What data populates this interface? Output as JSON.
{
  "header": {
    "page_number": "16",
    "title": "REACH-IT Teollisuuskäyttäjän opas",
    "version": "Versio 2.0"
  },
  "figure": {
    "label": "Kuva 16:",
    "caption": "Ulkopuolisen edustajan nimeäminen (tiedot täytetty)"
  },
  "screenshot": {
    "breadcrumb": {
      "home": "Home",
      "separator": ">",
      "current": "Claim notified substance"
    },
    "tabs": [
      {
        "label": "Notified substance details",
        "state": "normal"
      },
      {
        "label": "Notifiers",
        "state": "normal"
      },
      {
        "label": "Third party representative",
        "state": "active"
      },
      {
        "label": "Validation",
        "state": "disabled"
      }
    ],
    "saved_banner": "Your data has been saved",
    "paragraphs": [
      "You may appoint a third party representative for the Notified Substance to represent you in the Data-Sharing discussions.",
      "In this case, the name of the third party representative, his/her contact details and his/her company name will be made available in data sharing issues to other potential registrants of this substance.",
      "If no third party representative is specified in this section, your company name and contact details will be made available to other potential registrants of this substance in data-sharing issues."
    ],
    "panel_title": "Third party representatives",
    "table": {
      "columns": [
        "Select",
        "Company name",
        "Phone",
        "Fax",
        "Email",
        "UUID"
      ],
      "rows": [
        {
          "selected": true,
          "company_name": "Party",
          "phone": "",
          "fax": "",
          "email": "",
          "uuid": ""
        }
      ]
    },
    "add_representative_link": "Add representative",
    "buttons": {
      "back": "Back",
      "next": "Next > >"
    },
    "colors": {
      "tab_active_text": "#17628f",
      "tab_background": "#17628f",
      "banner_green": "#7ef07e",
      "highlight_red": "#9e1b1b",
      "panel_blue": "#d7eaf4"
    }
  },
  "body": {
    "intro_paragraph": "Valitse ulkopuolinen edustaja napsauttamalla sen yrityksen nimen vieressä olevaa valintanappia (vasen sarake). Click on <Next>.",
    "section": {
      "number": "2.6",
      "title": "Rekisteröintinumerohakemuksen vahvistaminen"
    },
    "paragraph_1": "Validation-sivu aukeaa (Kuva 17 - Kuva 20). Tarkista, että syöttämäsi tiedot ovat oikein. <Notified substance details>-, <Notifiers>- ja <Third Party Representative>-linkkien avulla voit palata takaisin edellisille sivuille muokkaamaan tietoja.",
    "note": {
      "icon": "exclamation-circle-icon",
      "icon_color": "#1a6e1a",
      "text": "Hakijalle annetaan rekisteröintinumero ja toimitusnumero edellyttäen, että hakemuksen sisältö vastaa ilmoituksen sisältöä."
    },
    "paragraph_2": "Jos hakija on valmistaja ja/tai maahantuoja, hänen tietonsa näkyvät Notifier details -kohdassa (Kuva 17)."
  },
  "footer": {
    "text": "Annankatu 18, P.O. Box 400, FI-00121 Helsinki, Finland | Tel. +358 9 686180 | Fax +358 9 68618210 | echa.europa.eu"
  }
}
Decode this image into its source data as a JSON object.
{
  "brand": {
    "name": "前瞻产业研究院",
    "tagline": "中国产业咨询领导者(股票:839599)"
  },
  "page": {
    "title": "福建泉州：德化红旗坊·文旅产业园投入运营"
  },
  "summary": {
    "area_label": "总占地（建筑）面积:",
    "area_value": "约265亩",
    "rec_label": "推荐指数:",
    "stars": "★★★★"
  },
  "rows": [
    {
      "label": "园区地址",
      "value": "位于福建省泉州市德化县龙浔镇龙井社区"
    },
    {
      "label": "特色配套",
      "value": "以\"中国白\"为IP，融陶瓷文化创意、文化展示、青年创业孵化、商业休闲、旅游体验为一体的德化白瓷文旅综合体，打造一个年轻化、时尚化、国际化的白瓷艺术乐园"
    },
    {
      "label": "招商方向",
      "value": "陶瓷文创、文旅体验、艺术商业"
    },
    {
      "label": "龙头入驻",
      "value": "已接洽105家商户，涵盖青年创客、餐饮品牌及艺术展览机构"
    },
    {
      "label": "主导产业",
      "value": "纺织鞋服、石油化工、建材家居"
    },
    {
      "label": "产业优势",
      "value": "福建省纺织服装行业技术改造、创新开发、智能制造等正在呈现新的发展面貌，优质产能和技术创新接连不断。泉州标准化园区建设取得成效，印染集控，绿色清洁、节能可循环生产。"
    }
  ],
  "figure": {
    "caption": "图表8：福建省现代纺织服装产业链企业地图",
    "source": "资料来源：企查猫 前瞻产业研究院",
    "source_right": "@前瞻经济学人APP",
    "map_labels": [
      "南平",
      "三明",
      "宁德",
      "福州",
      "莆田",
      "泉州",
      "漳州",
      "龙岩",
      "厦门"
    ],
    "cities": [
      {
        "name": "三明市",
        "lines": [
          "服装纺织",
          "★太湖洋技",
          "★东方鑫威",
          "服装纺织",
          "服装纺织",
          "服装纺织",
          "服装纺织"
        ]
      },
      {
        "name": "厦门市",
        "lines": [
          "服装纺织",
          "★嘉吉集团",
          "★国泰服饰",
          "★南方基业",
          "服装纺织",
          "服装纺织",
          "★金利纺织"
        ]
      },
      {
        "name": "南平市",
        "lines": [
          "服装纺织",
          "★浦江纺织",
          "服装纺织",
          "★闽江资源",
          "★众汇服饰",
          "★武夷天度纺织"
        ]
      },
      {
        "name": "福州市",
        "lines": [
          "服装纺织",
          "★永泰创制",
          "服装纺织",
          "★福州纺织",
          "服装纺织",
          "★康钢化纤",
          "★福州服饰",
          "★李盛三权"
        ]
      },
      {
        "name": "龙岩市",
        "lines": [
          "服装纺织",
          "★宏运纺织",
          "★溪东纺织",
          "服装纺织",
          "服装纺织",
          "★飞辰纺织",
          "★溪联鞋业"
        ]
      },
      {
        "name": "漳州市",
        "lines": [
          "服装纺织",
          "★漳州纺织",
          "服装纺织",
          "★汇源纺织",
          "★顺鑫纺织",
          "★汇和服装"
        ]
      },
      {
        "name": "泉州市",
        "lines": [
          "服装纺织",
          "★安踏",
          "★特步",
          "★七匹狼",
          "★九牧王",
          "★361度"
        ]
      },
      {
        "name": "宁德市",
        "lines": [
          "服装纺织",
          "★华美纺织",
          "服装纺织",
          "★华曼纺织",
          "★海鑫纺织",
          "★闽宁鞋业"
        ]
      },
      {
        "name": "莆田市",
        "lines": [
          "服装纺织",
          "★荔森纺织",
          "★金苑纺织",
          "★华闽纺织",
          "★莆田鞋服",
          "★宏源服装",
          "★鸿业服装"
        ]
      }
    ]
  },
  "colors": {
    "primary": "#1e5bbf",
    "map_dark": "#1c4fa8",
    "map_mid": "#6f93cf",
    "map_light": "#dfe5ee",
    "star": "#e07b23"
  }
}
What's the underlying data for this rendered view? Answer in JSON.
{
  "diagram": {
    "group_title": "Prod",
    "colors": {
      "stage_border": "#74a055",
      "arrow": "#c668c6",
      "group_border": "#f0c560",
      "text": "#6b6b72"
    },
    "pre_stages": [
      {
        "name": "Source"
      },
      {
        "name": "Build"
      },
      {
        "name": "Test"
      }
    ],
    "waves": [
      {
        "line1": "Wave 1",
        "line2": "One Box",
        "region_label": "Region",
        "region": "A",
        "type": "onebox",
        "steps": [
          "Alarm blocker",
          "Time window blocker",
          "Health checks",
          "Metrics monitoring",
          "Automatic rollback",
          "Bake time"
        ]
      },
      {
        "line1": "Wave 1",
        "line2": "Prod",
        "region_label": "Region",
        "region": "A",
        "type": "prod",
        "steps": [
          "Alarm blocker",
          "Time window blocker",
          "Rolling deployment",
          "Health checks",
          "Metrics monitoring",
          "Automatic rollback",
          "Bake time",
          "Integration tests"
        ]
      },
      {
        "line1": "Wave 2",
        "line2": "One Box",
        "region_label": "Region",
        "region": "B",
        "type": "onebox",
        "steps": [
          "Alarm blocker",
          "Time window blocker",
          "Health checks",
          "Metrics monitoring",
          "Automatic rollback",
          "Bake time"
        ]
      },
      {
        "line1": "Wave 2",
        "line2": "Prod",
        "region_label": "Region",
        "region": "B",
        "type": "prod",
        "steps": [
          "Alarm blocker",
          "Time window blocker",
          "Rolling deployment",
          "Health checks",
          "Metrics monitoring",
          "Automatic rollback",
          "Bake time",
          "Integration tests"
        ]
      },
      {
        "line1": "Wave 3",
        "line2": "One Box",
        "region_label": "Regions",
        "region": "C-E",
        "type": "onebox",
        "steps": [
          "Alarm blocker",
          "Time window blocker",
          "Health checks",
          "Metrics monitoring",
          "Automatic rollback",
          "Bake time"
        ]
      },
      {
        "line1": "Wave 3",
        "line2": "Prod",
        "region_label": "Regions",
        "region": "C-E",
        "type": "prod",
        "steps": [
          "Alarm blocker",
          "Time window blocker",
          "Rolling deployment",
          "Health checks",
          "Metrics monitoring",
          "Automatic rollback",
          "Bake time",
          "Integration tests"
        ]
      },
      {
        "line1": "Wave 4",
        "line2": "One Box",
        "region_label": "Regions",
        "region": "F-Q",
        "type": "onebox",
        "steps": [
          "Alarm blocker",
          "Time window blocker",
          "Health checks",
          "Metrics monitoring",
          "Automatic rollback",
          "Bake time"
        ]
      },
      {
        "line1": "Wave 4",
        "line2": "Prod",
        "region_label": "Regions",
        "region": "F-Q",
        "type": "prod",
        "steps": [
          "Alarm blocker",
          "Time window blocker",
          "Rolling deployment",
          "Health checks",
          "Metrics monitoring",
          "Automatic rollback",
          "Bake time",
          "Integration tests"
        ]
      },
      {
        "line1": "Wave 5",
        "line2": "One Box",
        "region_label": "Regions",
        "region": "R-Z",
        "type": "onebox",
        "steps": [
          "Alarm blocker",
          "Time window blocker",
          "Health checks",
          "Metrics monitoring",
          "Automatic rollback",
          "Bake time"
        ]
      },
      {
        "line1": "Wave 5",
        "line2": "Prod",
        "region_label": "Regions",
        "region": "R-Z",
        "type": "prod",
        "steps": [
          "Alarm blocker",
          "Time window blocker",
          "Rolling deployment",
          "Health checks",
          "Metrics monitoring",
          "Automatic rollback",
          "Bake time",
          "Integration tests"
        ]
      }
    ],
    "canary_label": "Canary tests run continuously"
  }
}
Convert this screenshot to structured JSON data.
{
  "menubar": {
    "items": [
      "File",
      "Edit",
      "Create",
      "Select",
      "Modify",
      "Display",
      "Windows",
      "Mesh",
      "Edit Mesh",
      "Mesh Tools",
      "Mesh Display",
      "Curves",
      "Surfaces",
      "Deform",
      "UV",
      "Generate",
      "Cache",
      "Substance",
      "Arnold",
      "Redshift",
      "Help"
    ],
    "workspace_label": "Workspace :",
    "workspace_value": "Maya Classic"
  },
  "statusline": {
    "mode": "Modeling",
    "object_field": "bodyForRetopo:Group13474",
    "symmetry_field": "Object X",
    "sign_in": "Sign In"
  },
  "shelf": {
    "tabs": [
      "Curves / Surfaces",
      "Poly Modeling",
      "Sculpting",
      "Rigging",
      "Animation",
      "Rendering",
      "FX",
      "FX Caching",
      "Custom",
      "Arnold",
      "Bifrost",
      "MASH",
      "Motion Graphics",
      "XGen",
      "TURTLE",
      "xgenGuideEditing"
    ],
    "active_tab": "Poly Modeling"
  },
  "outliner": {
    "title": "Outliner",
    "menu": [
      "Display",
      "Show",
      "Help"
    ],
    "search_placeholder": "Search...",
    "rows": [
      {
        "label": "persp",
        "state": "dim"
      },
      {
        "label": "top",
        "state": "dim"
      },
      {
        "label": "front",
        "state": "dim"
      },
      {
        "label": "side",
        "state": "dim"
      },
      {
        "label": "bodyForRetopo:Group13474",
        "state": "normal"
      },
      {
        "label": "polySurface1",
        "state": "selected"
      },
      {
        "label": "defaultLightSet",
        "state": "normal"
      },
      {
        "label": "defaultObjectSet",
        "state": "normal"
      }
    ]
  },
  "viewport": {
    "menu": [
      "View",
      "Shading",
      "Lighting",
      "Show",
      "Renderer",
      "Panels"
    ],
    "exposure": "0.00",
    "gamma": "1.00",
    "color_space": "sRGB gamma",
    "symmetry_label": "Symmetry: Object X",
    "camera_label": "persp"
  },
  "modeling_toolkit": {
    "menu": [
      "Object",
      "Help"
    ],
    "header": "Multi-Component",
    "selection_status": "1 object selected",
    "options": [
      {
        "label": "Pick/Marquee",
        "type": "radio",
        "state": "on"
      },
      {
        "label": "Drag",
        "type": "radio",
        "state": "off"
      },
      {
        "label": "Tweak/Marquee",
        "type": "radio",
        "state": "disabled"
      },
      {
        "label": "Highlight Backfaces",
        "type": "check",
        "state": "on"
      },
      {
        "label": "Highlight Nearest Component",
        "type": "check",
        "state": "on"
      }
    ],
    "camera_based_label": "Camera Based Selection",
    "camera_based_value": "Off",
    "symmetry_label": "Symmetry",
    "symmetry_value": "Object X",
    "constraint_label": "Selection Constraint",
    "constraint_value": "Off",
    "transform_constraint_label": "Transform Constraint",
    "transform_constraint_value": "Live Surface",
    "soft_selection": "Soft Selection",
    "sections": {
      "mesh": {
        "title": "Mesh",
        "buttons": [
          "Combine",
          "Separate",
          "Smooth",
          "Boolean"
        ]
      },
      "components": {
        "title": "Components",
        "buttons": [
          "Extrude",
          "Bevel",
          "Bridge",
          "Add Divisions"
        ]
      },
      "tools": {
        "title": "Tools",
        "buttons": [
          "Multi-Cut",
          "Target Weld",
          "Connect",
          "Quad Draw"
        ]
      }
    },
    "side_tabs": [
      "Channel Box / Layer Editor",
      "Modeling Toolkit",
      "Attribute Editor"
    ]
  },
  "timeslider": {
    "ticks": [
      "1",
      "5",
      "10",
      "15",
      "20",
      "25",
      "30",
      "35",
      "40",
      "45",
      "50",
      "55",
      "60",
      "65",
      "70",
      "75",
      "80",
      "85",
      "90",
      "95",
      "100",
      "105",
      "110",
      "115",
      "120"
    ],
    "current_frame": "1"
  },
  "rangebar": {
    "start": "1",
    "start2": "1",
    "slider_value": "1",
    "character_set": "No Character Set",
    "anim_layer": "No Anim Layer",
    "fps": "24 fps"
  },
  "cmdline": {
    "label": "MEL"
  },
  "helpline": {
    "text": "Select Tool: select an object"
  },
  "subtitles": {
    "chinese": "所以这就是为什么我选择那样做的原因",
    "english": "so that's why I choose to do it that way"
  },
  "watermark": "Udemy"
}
-- -- --
● **What the task requires**
Every line that holds the string "Marquee" should be returned.

● **Output of the task**
        "label": "Pick/Marquee",
        "label": "Tweak/Marquee",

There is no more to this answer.